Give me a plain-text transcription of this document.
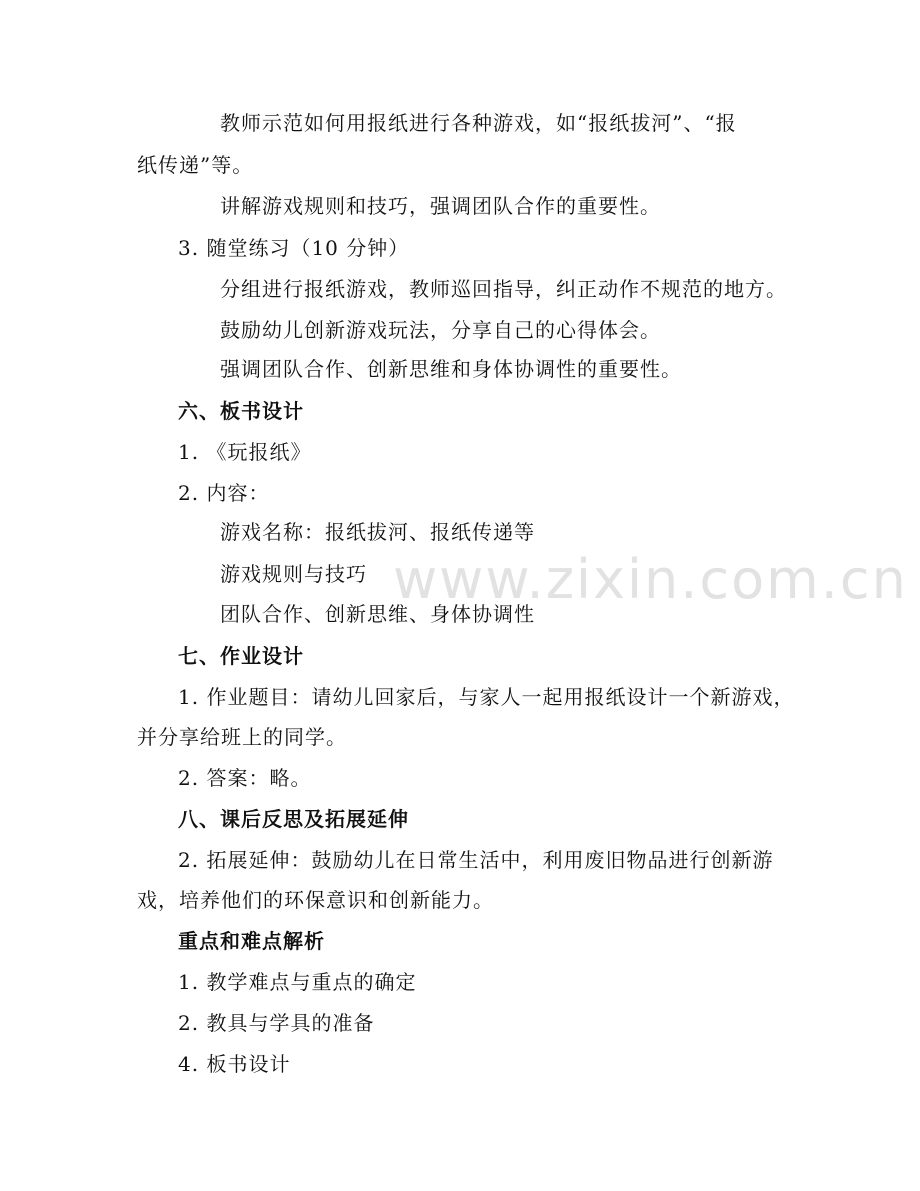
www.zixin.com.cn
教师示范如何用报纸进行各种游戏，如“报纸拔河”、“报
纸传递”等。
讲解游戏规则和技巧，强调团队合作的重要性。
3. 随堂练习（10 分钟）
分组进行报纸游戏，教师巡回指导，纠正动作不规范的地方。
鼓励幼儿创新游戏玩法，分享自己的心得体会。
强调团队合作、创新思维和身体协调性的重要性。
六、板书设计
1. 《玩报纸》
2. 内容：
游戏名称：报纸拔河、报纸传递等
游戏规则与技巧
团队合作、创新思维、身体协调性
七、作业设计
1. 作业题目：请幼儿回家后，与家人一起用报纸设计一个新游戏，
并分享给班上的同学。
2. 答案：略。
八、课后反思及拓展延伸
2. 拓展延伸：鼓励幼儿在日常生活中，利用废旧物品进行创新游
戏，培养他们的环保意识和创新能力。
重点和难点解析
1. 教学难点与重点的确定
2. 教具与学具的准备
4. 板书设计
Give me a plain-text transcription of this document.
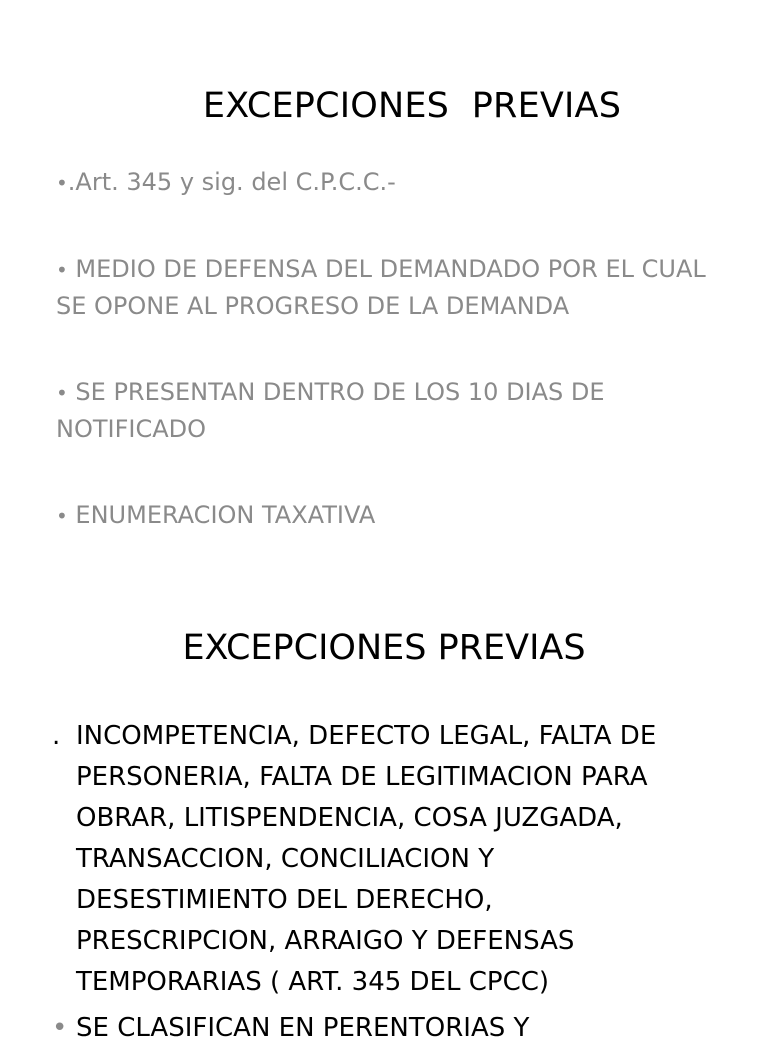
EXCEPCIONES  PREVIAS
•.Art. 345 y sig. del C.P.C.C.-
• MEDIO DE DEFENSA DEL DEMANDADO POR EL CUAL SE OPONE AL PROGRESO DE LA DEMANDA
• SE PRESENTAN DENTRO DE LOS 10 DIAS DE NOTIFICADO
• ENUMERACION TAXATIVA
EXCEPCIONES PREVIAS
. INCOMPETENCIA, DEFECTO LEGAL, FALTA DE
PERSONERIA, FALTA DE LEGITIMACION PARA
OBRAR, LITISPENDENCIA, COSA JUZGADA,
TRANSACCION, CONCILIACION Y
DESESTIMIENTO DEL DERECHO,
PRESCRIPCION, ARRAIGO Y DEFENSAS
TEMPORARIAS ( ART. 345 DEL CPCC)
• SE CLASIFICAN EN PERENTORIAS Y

- WHAT THE TASK ASKS -
Write out the material above once more, exactly as it reads, with no pictures.

- SOLUTION TO THE PROBLEM -
Give me a plain-text transcription of this document.
www.zixin.com.cn
教师示范如何用报纸进行各种游戏，如“报纸拔河”、“报
纸传递”等。
讲解游戏规则和技巧，强调团队合作的重要性。
3. 随堂练习（10 分钟）
分组进行报纸游戏，教师巡回指导，纠正动作不规范的地方。
鼓励幼儿创新游戏玩法，分享自己的心得体会。
强调团队合作、创新思维和身体协调性的重要性。
六、板书设计
1. 《玩报纸》
2. 内容：
游戏名称：报纸拔河、报纸传递等
游戏规则与技巧
团队合作、创新思维、身体协调性
七、作业设计
1. 作业题目：请幼儿回家后，与家人一起用报纸设计一个新游戏，
并分享给班上的同学。
2. 答案：略。
八、课后反思及拓展延伸
2. 拓展延伸：鼓励幼儿在日常生活中，利用废旧物品进行创新游
戏，培养他们的环保意识和创新能力。
重点和难点解析
1. 教学难点与重点的确定
2. 教具与学具的准备
4. 板书设计
Give me a plain-text transcription of this document.
EXCEPCIONES  PREVIAS
•.Art. 345 y sig. del C.P.C.C.-
• MEDIO DE DEFENSA DEL DEMANDADO POR EL CUAL SE OPONE AL PROGRESO DE LA DEMANDA
• SE PRESENTAN DENTRO DE LOS 10 DIAS DE NOTIFICADO
• ENUMERACION TAXATIVA
EXCEPCIONES PREVIAS
. INCOMPETENCIA, DEFECTO LEGAL, FALTA DE
PERSONERIA, FALTA DE LEGITIMACION PARA
OBRAR, LITISPENDENCIA, COSA JUZGADA,
TRANSACCION, CONCILIACION Y
DESESTIMIENTO DEL DERECHO,
PRESCRIPCION, ARRAIGO Y DEFENSAS
TEMPORARIAS ( ART. 345 DEL CPCC)
• SE CLASIFICAN EN PERENTORIAS Y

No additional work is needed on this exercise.